Mit dem Hearing der Bulgarin im EU-Parlament ist die neue Kommission endlich komplett.
Eine „zweite Wahl“ sieht anders aus, eine Verlegenheitslösung ebenso. Als Kristalina Georgiewa Mitte Jänner von der bulgarischen Regierung als Retterin in der EU-Kommissars-Not aus dem Hut gezaubert wurde, dachten sich viele: warum eigentlich nicht gleich? Warum hat Sofia zunächst Außenministerin Rumjana Schelewa ins Rennen geschickt, deren Erfahrung auf dem internationalen Parkett sich auf zwei Jahre als EU-Parlamentarierin und ein halbes Jahr als Außenministerin beschränkt, und deren Finanzverhältnisse unter Dubiositätsverdacht standen?
Nachdem Schelewa bei ihren Ex-Kollegen im EU-Parlament durchgefallen war, ging Premier Bojko Borissow auf Nummer sicher und nominierte mit der Weltbank-Vizedirektorin Georgiewa eine Kandidatin, deren Ablehnung schlicht undenkbar war. Ihr Hearing am Mittwoch verlief denn auch problemlos.

▸ Einträge
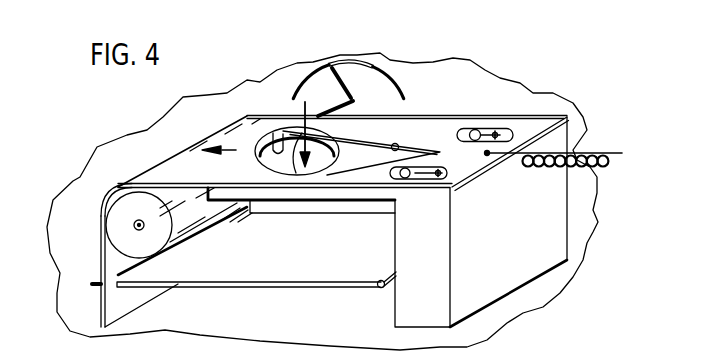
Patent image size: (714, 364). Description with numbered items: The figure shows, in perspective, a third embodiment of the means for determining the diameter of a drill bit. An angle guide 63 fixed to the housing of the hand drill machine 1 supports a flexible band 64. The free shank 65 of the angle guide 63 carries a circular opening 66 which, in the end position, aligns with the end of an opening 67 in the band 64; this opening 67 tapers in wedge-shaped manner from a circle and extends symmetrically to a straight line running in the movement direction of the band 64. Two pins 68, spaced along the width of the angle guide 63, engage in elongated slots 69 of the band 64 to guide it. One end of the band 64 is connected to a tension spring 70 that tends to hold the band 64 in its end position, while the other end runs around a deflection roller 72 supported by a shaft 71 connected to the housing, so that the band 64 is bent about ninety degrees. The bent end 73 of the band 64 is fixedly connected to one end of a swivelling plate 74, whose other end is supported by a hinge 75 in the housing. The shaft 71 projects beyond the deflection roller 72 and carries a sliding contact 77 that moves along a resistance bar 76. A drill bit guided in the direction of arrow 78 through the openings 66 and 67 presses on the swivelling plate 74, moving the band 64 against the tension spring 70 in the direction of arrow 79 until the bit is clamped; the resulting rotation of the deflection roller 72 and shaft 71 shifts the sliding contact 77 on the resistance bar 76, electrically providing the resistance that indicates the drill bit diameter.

The hand drill machine 1 is at (513, 312).
The angle guide 63 is at (552, 240).
The flexible band 64 is at (537, 122).
The free shank 65 is at (327, 202).
The circular opening 66 is at (274, 130).
The opening 67 is at (397, 144).
The pins 68 is at (476, 130).
The elongated slots 69 is at (495, 130).
The tension spring 70 is at (580, 155).
The shaft 71 is at (134, 225).
The deflection roller 72 is at (128, 205).
The bent end 73 is at (102, 253).
The swivelling plate 74 is at (227, 268).
The hinge 75 is at (377, 288).
The resistance bar 76 is at (374, 72).
The sliding contact 77 is at (331, 68).
The arrow 78 is at (337, 152).
The arrow 79 is at (222, 146).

▸ Aufgabenstellung
Beantworten Sie anhand des Auszugs:
1. Wen schickte die bulgarische Regierung zunächst als Kandidatin ins Rennen?
2. Welche Position hatte Kristalina Georgiewa zum Zeitpunkt ihrer Nominierung inne?
3. An welchem Wochentag fand Georgiewas Hearing statt?

▸ Schriftliche Antwort
1. Außenministerin Rumjana Schelewa
2. Vizedirektorin der Weltbank
3. Am Mittwoch